▶ **Raw data**
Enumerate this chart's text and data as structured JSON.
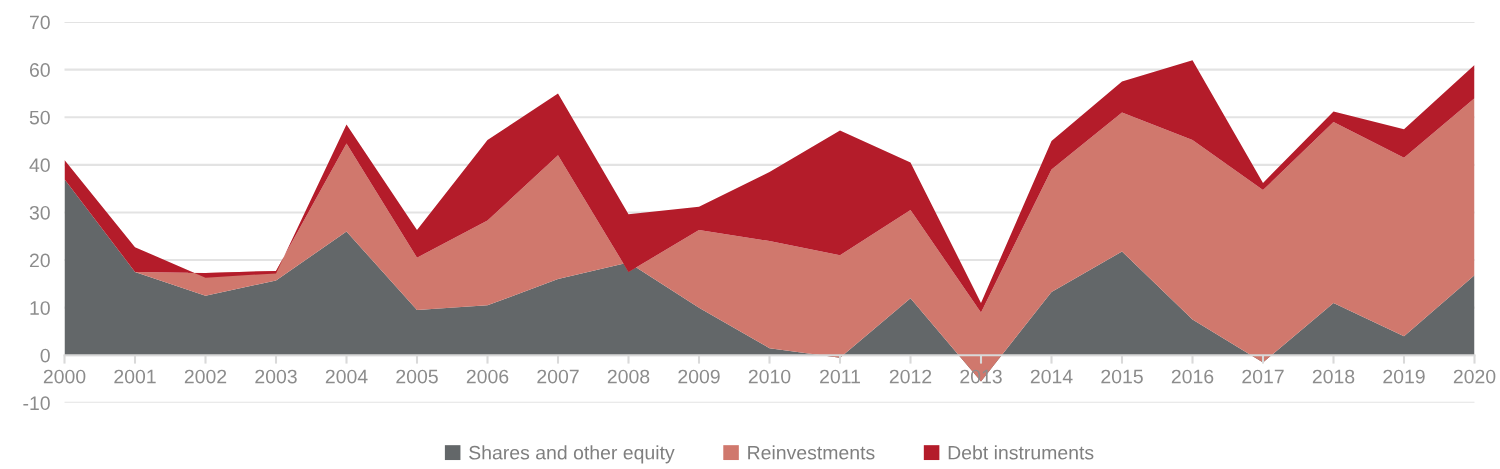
{
  "chart_data": {
    "type": "area",
    "stacked": true,
    "categories": [
      "2000",
      "2001",
      "2002",
      "2003",
      "2004",
      "2005",
      "2006",
      "2007",
      "2008",
      "2009",
      "2010",
      "2011",
      "2012",
      "2013",
      "2014",
      "2015",
      "2016",
      "2017",
      "2018",
      "2019",
      "2020"
    ],
    "series": [
      {
        "name": "Shares and other equity",
        "color": "#636769",
        "values": [
          37,
          17.5,
          12.5,
          15.7,
          26,
          9.5,
          10.5,
          16,
          19.5,
          10,
          1.5,
          -0.5,
          12,
          -5.5,
          13.3,
          21.8,
          7.5,
          -1.5,
          11,
          4,
          16.8
        ]
      },
      {
        "name": "Reinvestments",
        "color": "#d0786d",
        "values": [
          0,
          0,
          4.8,
          2,
          18.5,
          11,
          17.8,
          26,
          -2,
          16.3,
          22.5,
          21.5,
          18.5,
          14.5,
          25.7,
          29.2,
          37.7,
          36.2,
          38,
          37.5,
          37.2
        ]
      },
      {
        "name": "Debt instruments",
        "color": "#b41c2a",
        "values": [
          4,
          5.2,
          -1,
          -0.5,
          4,
          5.8,
          16.9,
          13,
          12.1,
          4.9,
          14.5,
          26.2,
          10,
          2,
          6,
          6.5,
          16.8,
          1.5,
          2.2,
          6,
          7
        ]
      }
    ],
    "ylim": [
      -10,
      70
    ],
    "yticks": [
      -10,
      0,
      10,
      20,
      30,
      40,
      50,
      60,
      70
    ],
    "grid": "y",
    "legend": "bottom"
  }
}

▶ **The exercise**
Pick out all lines from the data above in which the word "name" appears.

▶ **Solution for this problem**
        "name": "Shares and other equity",
        "name": "Reinvestments",
        "name": "Debt instruments",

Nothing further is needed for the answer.